(Extracted records)
-------------------------
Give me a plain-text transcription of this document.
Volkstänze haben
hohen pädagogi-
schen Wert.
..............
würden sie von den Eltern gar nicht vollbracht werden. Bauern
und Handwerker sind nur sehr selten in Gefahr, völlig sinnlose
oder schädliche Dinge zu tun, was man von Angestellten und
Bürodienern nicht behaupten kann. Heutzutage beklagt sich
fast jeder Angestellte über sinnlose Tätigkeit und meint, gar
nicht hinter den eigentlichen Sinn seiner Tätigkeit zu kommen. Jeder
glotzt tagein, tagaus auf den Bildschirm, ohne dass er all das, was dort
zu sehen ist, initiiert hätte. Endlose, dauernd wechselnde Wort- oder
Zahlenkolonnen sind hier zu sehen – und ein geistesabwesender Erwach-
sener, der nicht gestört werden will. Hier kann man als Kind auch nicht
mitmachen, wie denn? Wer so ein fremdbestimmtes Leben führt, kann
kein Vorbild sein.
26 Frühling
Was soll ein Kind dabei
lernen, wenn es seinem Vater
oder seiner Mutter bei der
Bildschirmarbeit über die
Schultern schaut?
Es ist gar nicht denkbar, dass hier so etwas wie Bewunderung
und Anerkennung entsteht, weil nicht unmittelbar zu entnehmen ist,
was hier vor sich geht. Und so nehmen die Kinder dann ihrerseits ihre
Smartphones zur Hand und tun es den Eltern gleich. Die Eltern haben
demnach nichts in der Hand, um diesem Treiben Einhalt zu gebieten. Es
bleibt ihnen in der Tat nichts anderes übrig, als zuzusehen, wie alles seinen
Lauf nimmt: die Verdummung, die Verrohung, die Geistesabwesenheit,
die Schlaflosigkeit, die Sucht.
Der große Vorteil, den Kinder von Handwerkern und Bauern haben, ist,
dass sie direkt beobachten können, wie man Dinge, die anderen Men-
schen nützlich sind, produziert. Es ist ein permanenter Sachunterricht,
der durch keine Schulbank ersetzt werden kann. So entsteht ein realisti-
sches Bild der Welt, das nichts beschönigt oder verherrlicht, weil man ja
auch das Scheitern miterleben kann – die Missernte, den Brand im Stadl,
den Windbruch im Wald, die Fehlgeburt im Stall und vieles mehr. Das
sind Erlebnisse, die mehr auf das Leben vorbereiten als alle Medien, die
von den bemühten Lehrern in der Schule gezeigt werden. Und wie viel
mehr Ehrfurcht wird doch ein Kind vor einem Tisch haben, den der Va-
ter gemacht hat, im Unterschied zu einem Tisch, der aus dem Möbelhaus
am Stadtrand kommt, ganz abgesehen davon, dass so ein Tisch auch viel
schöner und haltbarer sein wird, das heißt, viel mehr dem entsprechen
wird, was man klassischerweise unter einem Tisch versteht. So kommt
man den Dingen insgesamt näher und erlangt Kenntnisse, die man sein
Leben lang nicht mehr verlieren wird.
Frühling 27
-------------------------
◆ **WHAT IS ASKED**: The records above should be returned exactly.

◆ **SOLUTION**:
Give me a plain-text transcription of this document.
Volkstänze haben
hohen pädagogi-
schen Wert.
..............
würden sie von den Eltern gar nicht vollbracht werden. Bauern
und Handwerker sind nur sehr selten in Gefahr, völlig sinnlose
oder schädliche Dinge zu tun, was man von Angestellten und
Bürodienern nicht behaupten kann. Heutzutage beklagt sich
fast jeder Angestellte über sinnlose Tätigkeit und meint, gar
nicht hinter den eigentlichen Sinn seiner Tätigkeit zu kommen. Jeder
glotzt tagein, tagaus auf den Bildschirm, ohne dass er all das, was dort
zu sehen ist, initiiert hätte. Endlose, dauernd wechselnde Wort- oder
Zahlenkolonnen sind hier zu sehen – und ein geistesabwesender Erwach-
sener, der nicht gestört werden will. Hier kann man als Kind auch nicht
mitmachen, wie denn? Wer so ein fremdbestimmtes Leben führt, kann
kein Vorbild sein.
26 Frühling
Was soll ein Kind dabei
lernen, wenn es seinem Vater
oder seiner Mutter bei der
Bildschirmarbeit über die
Schultern schaut?
Es ist gar nicht denkbar, dass hier so etwas wie Bewunderung
und Anerkennung entsteht, weil nicht unmittelbar zu entnehmen ist,
was hier vor sich geht. Und so nehmen die Kinder dann ihrerseits ihre
Smartphones zur Hand und tun es den Eltern gleich. Die Eltern haben
demnach nichts in der Hand, um diesem Treiben Einhalt zu gebieten. Es
bleibt ihnen in der Tat nichts anderes übrig, als zuzusehen, wie alles seinen
Lauf nimmt: die Verdummung, die Verrohung, die Geistesabwesenheit,
die Schlaflosigkeit, die Sucht.
Der große Vorteil, den Kinder von Handwerkern und Bauern haben, ist,
dass sie direkt beobachten können, wie man Dinge, die anderen Men-
schen nützlich sind, produziert. Es ist ein permanenter Sachunterricht,
der durch keine Schulbank ersetzt werden kann. So entsteht ein realisti-
sches Bild der Welt, das nichts beschönigt oder verherrlicht, weil man ja
auch das Scheitern miterleben kann – die Missernte, den Brand im Stadl,
den Windbruch im Wald, die Fehlgeburt im Stall und vieles mehr. Das
sind Erlebnisse, die mehr auf das Leben vorbereiten als alle Medien, die
von den bemühten Lehrern in der Schule gezeigt werden. Und wie viel
mehr Ehrfurcht wird doch ein Kind vor einem Tisch haben, den der Va-
ter gemacht hat, im Unterschied zu einem Tisch, der aus dem Möbelhaus
am Stadtrand kommt, ganz abgesehen davon, dass so ein Tisch auch viel
schöner und haltbarer sein wird, das heißt, viel mehr dem entsprechen
wird, was man klassischerweise unter einem Tisch versteht. So kommt
man den Dingen insgesamt näher und erlangt Kenntnisse, die man sein
Leben lang nicht mehr verlieren wird.
Frühling 27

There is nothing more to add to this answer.